→ **WORK INSTRUCTIONS**
Print out the entries below with no edits.

→ **DATA EXCERPTS**
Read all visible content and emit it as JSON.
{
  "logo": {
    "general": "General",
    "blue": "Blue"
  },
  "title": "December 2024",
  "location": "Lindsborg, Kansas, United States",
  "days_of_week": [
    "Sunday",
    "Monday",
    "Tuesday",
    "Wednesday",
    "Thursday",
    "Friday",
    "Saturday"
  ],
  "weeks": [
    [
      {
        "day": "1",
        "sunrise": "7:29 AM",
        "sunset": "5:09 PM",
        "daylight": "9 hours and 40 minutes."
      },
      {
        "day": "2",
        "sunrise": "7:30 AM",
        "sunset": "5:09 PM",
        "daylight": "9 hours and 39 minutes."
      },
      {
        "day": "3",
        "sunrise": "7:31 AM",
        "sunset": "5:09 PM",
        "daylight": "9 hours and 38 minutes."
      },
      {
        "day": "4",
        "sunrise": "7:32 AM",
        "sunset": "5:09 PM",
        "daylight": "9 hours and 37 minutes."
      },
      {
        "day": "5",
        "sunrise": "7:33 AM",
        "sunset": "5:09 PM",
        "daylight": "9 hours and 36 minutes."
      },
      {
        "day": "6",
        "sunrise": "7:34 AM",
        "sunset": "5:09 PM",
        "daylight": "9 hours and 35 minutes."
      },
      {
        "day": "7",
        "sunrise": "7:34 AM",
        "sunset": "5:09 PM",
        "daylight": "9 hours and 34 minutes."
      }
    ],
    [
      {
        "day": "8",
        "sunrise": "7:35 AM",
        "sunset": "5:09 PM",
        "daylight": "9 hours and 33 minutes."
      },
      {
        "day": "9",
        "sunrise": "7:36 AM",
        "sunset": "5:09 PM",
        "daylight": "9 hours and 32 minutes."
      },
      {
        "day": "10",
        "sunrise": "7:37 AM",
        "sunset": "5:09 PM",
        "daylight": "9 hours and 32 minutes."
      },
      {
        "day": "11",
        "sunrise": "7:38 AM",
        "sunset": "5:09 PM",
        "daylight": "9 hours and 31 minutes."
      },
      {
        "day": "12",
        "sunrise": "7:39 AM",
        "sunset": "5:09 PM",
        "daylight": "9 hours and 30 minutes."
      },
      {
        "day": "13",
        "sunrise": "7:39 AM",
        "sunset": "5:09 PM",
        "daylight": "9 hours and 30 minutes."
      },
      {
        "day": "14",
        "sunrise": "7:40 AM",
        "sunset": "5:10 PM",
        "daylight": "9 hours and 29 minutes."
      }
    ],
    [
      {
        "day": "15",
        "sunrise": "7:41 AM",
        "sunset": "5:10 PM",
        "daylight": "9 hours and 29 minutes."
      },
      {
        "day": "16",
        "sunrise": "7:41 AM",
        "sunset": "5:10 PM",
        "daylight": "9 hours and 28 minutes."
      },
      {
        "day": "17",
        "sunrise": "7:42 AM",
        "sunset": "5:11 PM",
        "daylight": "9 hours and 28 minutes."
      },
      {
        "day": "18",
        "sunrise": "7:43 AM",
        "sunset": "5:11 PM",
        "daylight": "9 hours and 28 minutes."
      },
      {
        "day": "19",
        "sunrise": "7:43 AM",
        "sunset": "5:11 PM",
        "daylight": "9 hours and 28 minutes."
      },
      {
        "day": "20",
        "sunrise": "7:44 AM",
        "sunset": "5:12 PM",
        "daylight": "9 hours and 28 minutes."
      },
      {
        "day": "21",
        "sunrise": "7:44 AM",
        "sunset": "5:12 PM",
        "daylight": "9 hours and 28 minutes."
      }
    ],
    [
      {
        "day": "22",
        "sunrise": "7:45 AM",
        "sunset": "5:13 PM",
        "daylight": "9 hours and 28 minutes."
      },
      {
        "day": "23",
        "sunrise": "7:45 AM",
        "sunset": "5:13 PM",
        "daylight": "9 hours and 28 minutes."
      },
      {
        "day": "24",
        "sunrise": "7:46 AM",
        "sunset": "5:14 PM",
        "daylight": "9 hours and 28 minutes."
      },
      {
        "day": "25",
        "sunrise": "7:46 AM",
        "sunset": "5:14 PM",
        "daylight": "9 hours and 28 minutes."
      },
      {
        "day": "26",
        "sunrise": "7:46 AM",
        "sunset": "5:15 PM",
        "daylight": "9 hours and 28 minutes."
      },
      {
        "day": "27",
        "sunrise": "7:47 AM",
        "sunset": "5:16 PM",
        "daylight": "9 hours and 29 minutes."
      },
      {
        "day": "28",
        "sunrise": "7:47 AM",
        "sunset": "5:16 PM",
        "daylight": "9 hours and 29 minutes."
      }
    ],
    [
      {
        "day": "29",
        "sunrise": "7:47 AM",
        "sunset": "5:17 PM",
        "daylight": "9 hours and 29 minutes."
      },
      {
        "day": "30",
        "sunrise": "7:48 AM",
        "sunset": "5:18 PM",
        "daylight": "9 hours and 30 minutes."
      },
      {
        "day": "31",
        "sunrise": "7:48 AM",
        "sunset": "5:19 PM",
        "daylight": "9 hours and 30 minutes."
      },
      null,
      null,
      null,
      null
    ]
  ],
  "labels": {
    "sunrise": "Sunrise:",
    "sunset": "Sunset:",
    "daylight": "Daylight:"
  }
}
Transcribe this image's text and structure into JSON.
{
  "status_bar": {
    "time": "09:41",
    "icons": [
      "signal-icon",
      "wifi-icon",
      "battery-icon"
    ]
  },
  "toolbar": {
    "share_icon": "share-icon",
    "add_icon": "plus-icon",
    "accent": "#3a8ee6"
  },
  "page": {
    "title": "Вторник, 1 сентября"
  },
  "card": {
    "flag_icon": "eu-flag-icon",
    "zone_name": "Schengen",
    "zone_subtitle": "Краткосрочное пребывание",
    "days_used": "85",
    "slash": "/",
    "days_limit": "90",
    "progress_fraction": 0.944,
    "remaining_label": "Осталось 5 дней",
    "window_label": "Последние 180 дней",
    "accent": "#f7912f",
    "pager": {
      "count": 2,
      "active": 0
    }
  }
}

→ **FULL SOLUTION**
Read all visible content and emit it as JSON.
{
  "logo": {
    "general": "General",
    "blue": "Blue"
  },
  "title": "December 2024",
  "location": "Lindsborg, Kansas, United States",
  "days_of_week": [
    "Sunday",
    "Monday",
    "Tuesday",
    "Wednesday",
    "Thursday",
    "Friday",
    "Saturday"
  ],
  "weeks": [
    [
      {
        "day": "1",
        "sunrise": "7:29 AM",
        "sunset": "5:09 PM",
        "daylight": "9 hours and 40 minutes."
      },
      {
        "day": "2",
        "sunrise": "7:30 AM",
        "sunset": "5:09 PM",
        "daylight": "9 hours and 39 minutes."
      },
      {
        "day": "3",
        "sunrise": "7:31 AM",
        "sunset": "5:09 PM",
        "daylight": "9 hours and 38 minutes."
      },
      {
        "day": "4",
        "sunrise": "7:32 AM",
        "sunset": "5:09 PM",
        "daylight": "9 hours and 37 minutes."
      },
      {
        "day": "5",
        "sunrise": "7:33 AM",
        "sunset": "5:09 PM",
        "daylight": "9 hours and 36 minutes."
      },
      {
        "day": "6",
        "sunrise": "7:34 AM",
        "sunset": "5:09 PM",
        "daylight": "9 hours and 35 minutes."
      },
      {
        "day": "7",
        "sunrise": "7:34 AM",
        "sunset": "5:09 PM",
        "daylight": "9 hours and 34 minutes."
      }
    ],
    [
      {
        "day": "8",
        "sunrise": "7:35 AM",
        "sunset": "5:09 PM",
        "daylight": "9 hours and 33 minutes."
      },
      {
        "day": "9",
        "sunrise": "7:36 AM",
        "sunset": "5:09 PM",
        "daylight": "9 hours and 32 minutes."
      },
      {
        "day": "10",
        "sunrise": "7:37 AM",
        "sunset": "5:09 PM",
        "daylight": "9 hours and 32 minutes."
      },
      {
        "day": "11",
        "sunrise": "7:38 AM",
        "sunset": "5:09 PM",
        "daylight": "9 hours and 31 minutes."
      },
      {
        "day": "12",
        "sunrise": "7:39 AM",
        "sunset": "5:09 PM",
        "daylight": "9 hours and 30 minutes."
      },
      {
        "day": "13",
        "sunrise": "7:39 AM",
        "sunset": "5:09 PM",
        "daylight": "9 hours and 30 minutes."
      },
      {
        "day": "14",
        "sunrise": "7:40 AM",
        "sunset": "5:10 PM",
        "daylight": "9 hours and 29 minutes."
      }
    ],
    [
      {
        "day": "15",
        "sunrise": "7:41 AM",
        "sunset": "5:10 PM",
        "daylight": "9 hours and 29 minutes."
      },
      {
        "day": "16",
        "sunrise": "7:41 AM",
        "sunset": "5:10 PM",
        "daylight": "9 hours and 28 minutes."
      },
      {
        "day": "17",
        "sunrise": "7:42 AM",
        "sunset": "5:11 PM",
        "daylight": "9 hours and 28 minutes."
      },
      {
        "day": "18",
        "sunrise": "7:43 AM",
        "sunset": "5:11 PM",
        "daylight": "9 hours and 28 minutes."
      },
      {
        "day": "19",
        "sunrise": "7:43 AM",
        "sunset": "5:11 PM",
        "daylight": "9 hours and 28 minutes."
      },
      {
        "day": "20",
        "sunrise": "7:44 AM",
        "sunset": "5:12 PM",
        "daylight": "9 hours and 28 minutes."
      },
      {
        "day": "21",
        "sunrise": "7:44 AM",
        "sunset": "5:12 PM",
        "daylight": "9 hours and 28 minutes."
      }
    ],
    [
      {
        "day": "22",
        "sunrise": "7:45 AM",
        "sunset": "5:13 PM",
        "daylight": "9 hours and 28 minutes."
      },
      {
        "day": "23",
        "sunrise": "7:45 AM",
        "sunset": "5:13 PM",
        "daylight": "9 hours and 28 minutes."
      },
      {
        "day": "24",
        "sunrise": "7:46 AM",
        "sunset": "5:14 PM",
        "daylight": "9 hours and 28 minutes."
      },
      {
        "day": "25",
        "sunrise": "7:46 AM",
        "sunset": "5:14 PM",
        "daylight": "9 hours and 28 minutes."
      },
      {
        "day": "26",
        "sunrise": "7:46 AM",
        "sunset": "5:15 PM",
        "daylight": "9 hours and 28 minutes."
      },
      {
        "day": "27",
        "sunrise": "7:47 AM",
        "sunset": "5:16 PM",
        "daylight": "9 hours and 29 minutes."
      },
      {
        "day": "28",
        "sunrise": "7:47 AM",
        "sunset": "5:16 PM",
        "daylight": "9 hours and 29 minutes."
      }
    ],
    [
      {
        "day": "29",
        "sunrise": "7:47 AM",
        "sunset": "5:17 PM",
        "daylight": "9 hours and 29 minutes."
      },
      {
        "day": "30",
        "sunrise": "7:48 AM",
        "sunset": "5:18 PM",
        "daylight": "9 hours and 30 minutes."
      },
      {
        "day": "31",
        "sunrise": "7:48 AM",
        "sunset": "5:19 PM",
        "daylight": "9 hours and 30 minutes."
      },
      null,
      null,
      null,
      null
    ]
  ],
  "labels": {
    "sunrise": "Sunrise:",
    "sunset": "Sunset:",
    "daylight": "Daylight:"
  }
}
Transcribe this image's text and structure into JSON.
{
  "status_bar": {
    "time": "09:41",
    "icons": [
      "signal-icon",
      "wifi-icon",
      "battery-icon"
    ]
  },
  "toolbar": {
    "share_icon": "share-icon",
    "add_icon": "plus-icon",
    "accent": "#3a8ee6"
  },
  "page": {
    "title": "Вторник, 1 сентября"
  },
  "card": {
    "flag_icon": "eu-flag-icon",
    "zone_name": "Schengen",
    "zone_subtitle": "Краткосрочное пребывание",
    "days_used": "85",
    "slash": "/",
    "days_limit": "90",
    "progress_fraction": 0.944,
    "remaining_label": "Осталось 5 дней",
    "window_label": "Последние 180 дней",
    "accent": "#f7912f",
    "pager": {
      "count": 2,
      "active": 0
    }
  }
}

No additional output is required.